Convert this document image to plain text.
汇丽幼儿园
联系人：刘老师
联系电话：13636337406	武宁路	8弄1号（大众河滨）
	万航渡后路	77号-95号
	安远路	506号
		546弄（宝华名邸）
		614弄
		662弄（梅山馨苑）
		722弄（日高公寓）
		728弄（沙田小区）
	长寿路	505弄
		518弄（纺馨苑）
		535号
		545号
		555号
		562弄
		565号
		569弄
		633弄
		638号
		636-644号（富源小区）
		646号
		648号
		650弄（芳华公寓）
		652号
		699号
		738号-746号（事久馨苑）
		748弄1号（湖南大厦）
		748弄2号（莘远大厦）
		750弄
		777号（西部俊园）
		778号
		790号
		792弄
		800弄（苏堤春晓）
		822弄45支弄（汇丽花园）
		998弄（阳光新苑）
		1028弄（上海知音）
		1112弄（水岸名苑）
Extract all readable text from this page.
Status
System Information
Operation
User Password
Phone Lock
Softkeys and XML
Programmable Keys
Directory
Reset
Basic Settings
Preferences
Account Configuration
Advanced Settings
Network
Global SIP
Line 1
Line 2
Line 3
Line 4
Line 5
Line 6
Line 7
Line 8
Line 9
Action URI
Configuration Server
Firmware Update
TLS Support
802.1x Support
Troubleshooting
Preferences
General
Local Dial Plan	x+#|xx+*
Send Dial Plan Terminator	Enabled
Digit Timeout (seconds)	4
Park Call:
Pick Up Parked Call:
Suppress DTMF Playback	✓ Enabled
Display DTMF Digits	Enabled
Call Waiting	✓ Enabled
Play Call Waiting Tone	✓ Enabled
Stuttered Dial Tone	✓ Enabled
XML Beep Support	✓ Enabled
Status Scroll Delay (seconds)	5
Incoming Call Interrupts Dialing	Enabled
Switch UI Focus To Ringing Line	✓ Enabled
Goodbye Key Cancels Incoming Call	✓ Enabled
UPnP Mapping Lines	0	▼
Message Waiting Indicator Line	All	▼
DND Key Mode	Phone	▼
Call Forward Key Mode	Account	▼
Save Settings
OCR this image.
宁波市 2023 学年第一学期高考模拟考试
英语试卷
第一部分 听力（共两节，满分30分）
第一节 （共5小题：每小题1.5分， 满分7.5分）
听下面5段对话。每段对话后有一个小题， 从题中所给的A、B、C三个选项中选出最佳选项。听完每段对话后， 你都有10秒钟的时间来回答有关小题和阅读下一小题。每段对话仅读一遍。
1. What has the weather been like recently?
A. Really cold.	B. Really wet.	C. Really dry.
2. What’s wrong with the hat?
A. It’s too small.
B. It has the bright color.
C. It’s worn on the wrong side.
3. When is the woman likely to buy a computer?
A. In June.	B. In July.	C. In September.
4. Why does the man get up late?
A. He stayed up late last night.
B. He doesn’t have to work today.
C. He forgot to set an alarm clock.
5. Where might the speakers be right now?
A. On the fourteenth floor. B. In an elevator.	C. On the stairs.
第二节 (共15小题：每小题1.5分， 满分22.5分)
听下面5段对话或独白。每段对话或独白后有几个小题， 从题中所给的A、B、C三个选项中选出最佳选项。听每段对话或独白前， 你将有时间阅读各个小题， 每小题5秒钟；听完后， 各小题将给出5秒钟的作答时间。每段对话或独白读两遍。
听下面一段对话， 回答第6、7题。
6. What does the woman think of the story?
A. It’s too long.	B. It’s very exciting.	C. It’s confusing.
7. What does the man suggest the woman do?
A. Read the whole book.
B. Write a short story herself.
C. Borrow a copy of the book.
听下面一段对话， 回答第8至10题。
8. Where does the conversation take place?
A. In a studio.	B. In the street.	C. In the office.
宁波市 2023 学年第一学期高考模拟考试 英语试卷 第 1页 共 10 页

——————————

### [EXERCISE TASK]
Starting with the line that contains "OCR this image.", return each line through the last one of the data above, exactly as written and nothing more.

### [FULL SOLUTION]
OCR this image.
宁波市 2023 学年第一学期高考模拟考试
英语试卷
第一部分 听力（共两节，满分30分）
第一节 （共5小题：每小题1.5分， 满分7.5分）
听下面5段对话。每段对话后有一个小题， 从题中所给的A、B、C三个选项中选出最佳选项。听完每段对话后， 你都有10秒钟的时间来回答有关小题和阅读下一小题。每段对话仅读一遍。
1. What has the weather been like recently?
A. Really cold.	B. Really wet.	C. Really dry.
2. What’s wrong with the hat?
A. It’s too small.
B. It has the bright color.
C. It’s worn on the wrong side.
3. When is the woman likely to buy a computer?
A. In June.	B. In July.	C. In September.
4. Why does the man get up late?
A. He stayed up late last night.
B. He doesn’t have to work today.
C. He forgot to set an alarm clock.
5. Where might the speakers be right now?
A. On the fourteenth floor. B. In an elevator.	C. On the stairs.
第二节 (共15小题：每小题1.5分， 满分22.5分)
听下面5段对话或独白。每段对话或独白后有几个小题， 从题中所给的A、B、C三个选项中选出最佳选项。听每段对话或独白前， 你将有时间阅读各个小题， 每小题5秒钟；听完后， 各小题将给出5秒钟的作答时间。每段对话或独白读两遍。
听下面一段对话， 回答第6、7题。
6. What does the woman think of the story?
A. It’s too long.	B. It’s very exciting.	C. It’s confusing.
7. What does the man suggest the woman do?
A. Read the whole book.
B. Write a short story herself.
C. Borrow a copy of the book.
听下面一段对话， 回答第8至10题。
8. Where does the conversation take place?
A. In a studio.	B. In the street.	C. In the office.
宁波市 2023 学年第一学期高考模拟考试 英语试卷 第 1页 共 10 页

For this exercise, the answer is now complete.